#### Material supplied

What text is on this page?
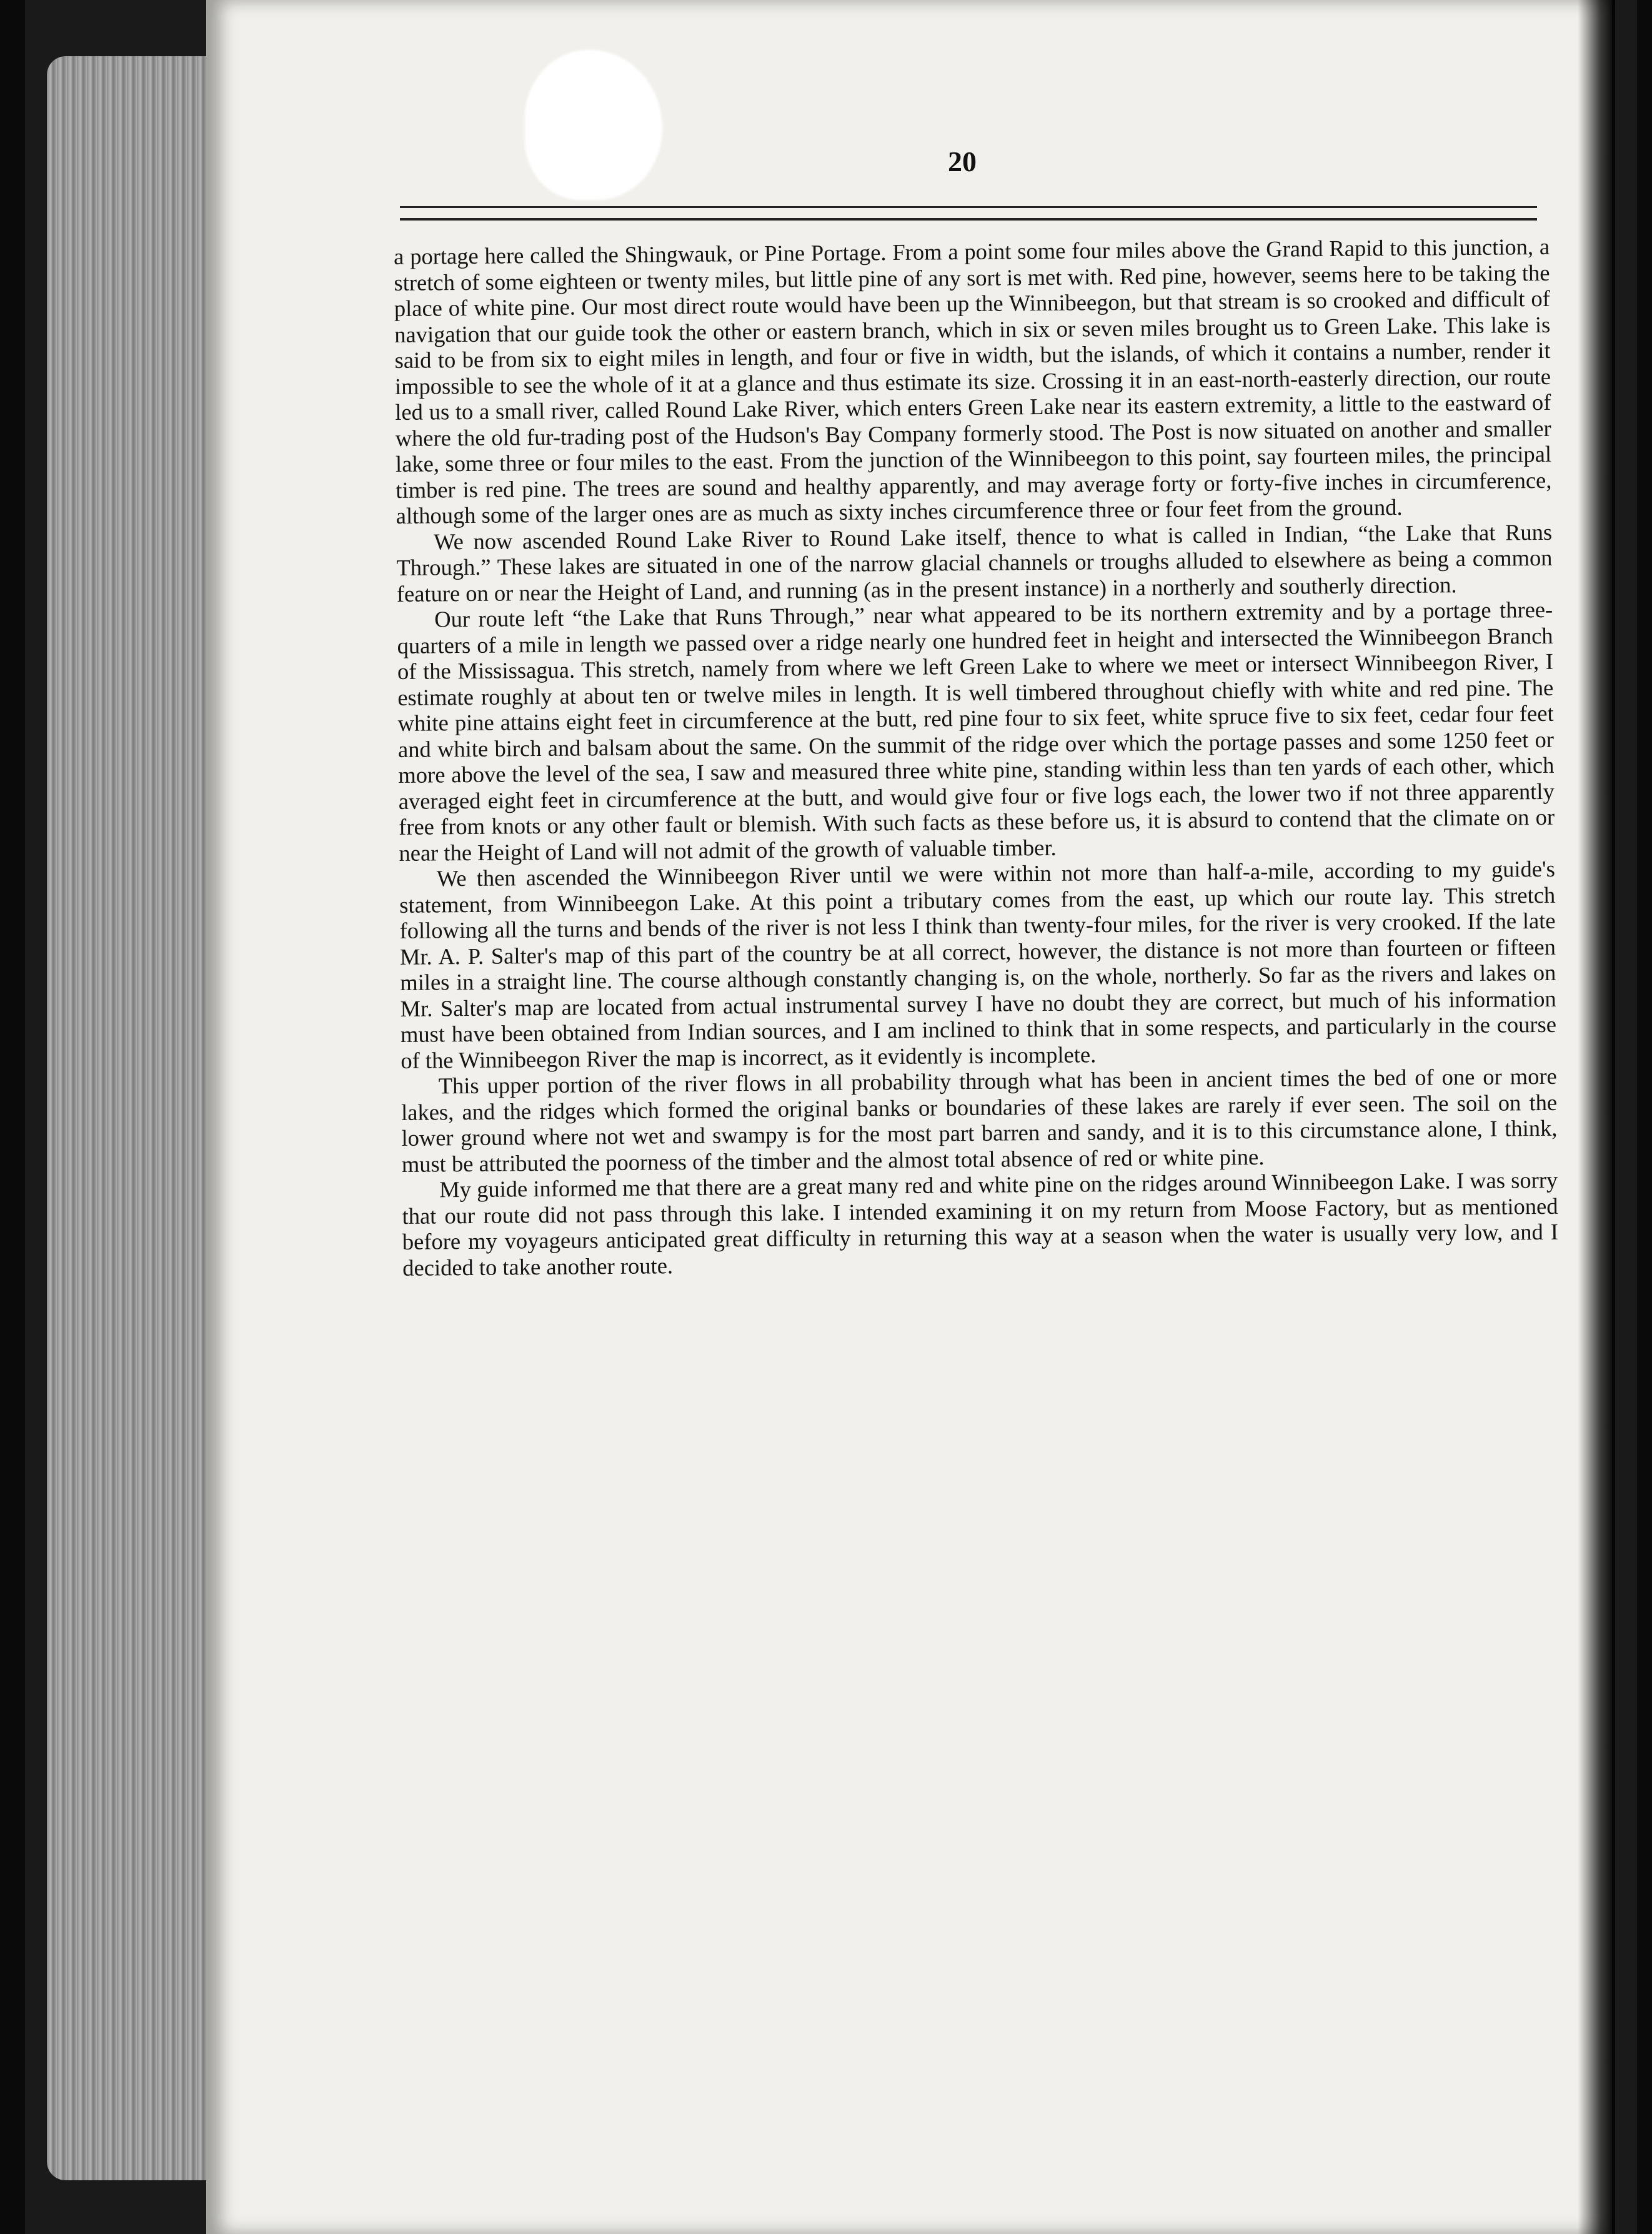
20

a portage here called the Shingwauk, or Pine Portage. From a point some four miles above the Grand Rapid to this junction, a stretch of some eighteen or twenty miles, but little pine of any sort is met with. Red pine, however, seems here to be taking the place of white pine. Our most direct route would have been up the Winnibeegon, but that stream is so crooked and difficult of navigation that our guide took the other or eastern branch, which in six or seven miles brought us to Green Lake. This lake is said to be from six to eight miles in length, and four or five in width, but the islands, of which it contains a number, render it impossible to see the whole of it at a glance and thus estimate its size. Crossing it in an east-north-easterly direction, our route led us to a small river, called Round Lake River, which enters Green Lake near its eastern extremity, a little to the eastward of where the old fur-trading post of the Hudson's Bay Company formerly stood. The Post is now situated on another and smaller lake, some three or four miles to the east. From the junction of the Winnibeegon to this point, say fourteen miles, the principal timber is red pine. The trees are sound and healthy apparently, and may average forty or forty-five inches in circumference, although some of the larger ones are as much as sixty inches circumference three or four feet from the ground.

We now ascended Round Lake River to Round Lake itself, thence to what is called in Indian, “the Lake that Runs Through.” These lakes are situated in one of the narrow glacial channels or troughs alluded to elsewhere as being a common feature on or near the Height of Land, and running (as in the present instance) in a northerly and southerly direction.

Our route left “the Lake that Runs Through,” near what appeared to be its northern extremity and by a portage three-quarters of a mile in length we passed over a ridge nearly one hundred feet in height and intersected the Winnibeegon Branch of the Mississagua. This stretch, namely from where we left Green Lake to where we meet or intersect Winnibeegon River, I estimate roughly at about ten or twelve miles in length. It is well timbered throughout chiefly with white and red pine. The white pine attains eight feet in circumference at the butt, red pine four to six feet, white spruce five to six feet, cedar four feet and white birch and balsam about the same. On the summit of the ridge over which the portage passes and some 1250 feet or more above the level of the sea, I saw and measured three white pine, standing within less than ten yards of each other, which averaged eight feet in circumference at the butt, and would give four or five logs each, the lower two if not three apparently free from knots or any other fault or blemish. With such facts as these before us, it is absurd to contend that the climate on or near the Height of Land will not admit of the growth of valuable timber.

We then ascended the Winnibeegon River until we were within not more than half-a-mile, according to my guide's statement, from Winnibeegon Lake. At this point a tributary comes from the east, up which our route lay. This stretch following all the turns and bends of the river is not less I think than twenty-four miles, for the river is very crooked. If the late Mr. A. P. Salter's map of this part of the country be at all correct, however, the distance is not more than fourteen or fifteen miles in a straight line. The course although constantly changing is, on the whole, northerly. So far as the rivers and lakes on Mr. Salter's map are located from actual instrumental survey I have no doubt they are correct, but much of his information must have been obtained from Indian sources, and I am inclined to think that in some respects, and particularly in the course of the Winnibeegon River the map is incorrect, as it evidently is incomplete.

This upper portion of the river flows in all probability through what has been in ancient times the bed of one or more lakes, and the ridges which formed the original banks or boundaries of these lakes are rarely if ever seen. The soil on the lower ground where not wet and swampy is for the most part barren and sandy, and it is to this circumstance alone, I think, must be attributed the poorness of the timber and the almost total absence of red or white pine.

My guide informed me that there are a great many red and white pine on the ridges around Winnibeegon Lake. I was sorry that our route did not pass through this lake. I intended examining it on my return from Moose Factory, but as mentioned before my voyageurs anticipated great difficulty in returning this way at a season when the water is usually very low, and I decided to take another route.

########
#### Material supplied

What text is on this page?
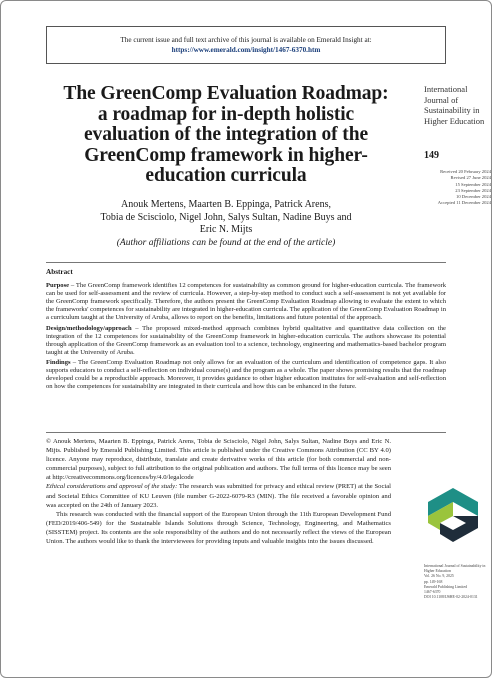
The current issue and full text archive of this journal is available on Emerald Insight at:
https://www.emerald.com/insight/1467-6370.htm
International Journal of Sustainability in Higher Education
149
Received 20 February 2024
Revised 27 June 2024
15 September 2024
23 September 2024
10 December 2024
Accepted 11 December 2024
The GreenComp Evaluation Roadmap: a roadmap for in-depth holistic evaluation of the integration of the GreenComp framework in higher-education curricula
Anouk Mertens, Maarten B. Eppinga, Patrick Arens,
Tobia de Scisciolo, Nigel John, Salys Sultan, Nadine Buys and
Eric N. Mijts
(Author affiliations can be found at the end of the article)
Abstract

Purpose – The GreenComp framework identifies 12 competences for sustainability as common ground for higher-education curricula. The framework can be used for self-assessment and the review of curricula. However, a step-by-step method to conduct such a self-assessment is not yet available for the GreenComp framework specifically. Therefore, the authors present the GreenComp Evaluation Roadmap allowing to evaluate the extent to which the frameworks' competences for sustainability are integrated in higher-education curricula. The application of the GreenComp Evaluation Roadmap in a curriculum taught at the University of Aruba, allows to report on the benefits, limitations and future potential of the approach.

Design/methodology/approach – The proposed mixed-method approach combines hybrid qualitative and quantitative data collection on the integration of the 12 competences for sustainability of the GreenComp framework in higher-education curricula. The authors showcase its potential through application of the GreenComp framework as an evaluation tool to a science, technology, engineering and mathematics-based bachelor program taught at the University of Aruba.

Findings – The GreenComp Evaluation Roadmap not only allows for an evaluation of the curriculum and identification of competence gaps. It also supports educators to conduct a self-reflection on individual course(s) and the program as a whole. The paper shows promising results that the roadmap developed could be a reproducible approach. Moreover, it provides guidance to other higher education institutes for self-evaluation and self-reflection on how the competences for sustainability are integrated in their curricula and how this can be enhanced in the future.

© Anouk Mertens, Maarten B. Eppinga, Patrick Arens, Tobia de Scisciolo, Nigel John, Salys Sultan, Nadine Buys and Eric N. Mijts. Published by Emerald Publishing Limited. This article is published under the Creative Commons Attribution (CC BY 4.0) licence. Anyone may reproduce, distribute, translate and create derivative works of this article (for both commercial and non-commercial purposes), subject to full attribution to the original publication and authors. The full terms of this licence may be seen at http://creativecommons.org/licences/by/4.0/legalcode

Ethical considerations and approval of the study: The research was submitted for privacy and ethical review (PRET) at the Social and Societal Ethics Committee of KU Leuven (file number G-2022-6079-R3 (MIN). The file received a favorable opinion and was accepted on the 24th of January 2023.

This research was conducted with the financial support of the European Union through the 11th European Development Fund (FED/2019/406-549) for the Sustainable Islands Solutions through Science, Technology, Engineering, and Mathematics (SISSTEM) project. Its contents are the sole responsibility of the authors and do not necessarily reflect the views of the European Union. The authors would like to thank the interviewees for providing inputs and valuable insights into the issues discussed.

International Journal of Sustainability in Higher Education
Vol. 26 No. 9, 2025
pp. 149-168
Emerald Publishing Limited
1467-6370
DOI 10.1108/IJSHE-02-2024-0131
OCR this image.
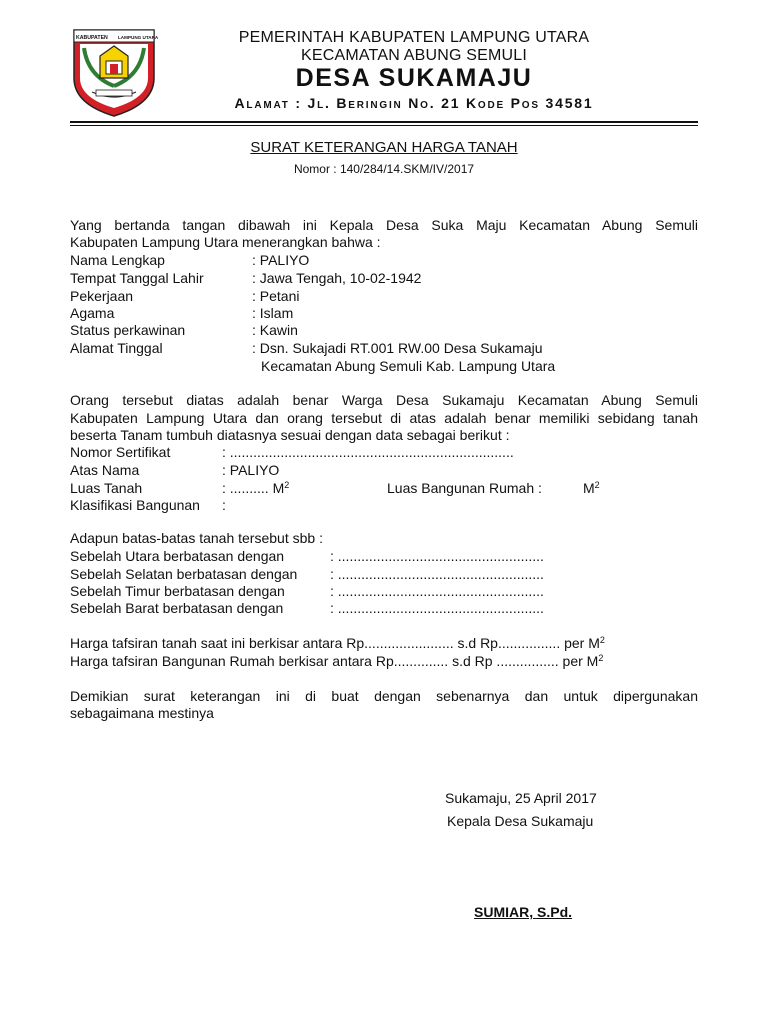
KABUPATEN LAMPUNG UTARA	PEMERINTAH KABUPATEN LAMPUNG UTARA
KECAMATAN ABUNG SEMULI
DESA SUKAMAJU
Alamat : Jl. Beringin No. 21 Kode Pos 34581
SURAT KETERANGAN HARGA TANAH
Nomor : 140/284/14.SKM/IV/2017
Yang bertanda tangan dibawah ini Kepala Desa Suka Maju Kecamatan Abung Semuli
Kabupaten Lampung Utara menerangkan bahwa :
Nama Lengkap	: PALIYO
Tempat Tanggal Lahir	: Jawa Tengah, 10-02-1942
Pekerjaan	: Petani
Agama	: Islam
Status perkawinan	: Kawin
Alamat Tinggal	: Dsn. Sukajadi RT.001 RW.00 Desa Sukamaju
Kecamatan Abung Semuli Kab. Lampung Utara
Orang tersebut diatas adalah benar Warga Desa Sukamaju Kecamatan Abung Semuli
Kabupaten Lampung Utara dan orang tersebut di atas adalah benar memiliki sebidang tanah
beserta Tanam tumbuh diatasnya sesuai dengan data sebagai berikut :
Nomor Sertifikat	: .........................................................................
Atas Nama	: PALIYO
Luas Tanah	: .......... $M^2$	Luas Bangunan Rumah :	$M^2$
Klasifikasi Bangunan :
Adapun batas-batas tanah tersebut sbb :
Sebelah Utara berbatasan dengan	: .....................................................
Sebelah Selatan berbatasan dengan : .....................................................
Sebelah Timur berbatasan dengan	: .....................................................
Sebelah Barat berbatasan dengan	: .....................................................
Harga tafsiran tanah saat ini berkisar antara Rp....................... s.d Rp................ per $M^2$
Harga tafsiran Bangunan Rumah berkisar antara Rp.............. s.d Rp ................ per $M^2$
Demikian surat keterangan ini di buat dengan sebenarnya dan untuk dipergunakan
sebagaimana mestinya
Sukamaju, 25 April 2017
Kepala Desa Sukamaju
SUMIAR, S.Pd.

########

Challenge
Copy out every line of the material above that mentions the word "Rumah".

Solution below
Luas Tanah	: .......... $M^2$	Luas Bangunan Rumah :	$M^2$
Harga tafsiran Bangunan Rumah berkisar antara Rp.............. s.d Rp ................ per $M^2$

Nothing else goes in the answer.